### Available data
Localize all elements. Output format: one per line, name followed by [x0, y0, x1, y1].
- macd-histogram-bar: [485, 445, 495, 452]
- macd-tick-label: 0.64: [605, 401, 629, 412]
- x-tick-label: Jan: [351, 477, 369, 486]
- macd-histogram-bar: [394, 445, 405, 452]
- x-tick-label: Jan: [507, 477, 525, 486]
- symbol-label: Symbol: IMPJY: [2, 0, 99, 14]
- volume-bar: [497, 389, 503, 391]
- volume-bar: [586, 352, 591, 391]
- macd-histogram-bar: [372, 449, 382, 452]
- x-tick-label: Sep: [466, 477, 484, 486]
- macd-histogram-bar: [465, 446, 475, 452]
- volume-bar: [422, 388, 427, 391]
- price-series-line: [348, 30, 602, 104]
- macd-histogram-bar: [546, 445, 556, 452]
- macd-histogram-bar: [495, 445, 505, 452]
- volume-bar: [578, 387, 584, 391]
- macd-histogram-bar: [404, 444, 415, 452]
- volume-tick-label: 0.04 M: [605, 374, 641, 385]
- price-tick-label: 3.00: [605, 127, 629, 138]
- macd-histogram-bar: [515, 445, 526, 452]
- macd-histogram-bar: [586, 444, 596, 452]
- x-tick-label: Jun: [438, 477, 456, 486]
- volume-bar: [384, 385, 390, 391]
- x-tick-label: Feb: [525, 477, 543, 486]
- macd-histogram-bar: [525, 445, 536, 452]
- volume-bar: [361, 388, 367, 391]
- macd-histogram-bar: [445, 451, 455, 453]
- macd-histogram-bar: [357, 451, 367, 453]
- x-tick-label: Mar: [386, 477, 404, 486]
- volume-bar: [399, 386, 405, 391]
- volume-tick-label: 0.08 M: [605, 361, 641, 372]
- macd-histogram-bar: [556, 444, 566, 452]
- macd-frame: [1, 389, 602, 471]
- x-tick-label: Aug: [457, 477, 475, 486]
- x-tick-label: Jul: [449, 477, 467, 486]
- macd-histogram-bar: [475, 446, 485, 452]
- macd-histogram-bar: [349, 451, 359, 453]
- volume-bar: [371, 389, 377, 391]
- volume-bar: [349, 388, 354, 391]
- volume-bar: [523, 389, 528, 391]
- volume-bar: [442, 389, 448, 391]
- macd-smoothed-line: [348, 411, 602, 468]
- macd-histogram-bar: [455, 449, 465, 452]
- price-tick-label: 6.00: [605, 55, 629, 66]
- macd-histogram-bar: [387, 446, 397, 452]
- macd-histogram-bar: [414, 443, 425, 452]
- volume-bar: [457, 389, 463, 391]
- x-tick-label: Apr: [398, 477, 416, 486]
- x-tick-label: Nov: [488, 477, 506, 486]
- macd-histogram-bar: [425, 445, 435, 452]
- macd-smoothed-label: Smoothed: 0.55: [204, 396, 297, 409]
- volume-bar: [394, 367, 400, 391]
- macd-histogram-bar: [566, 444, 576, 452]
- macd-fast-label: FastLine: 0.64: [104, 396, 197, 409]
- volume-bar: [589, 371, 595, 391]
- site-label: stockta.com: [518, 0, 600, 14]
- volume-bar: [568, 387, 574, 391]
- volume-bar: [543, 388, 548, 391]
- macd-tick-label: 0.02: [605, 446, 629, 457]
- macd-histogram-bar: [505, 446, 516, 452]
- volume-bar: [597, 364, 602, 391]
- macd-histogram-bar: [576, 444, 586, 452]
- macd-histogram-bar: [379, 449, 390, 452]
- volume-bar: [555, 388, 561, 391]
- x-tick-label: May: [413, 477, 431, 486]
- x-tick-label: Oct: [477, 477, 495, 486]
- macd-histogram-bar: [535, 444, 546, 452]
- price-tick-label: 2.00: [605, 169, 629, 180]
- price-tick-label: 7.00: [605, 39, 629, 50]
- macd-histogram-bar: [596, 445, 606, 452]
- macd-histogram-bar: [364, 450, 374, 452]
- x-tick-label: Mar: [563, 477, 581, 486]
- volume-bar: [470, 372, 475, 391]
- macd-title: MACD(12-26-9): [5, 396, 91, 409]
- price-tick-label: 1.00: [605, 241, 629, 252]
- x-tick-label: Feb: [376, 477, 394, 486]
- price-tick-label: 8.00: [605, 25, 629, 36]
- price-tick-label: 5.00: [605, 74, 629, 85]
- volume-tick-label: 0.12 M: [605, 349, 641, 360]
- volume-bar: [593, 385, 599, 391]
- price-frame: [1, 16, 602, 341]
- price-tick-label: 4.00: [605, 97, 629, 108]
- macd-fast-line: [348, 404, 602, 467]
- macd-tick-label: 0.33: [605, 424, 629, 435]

### Goal
Identify every line in the records that contains the string "smoothed", matching case exactly, and copy each of those lines in full.

### Written response
- macd-smoothed-line: [348, 411, 602, 468]
- macd-smoothed-label: Smoothed: 0.55: [204, 396, 297, 409]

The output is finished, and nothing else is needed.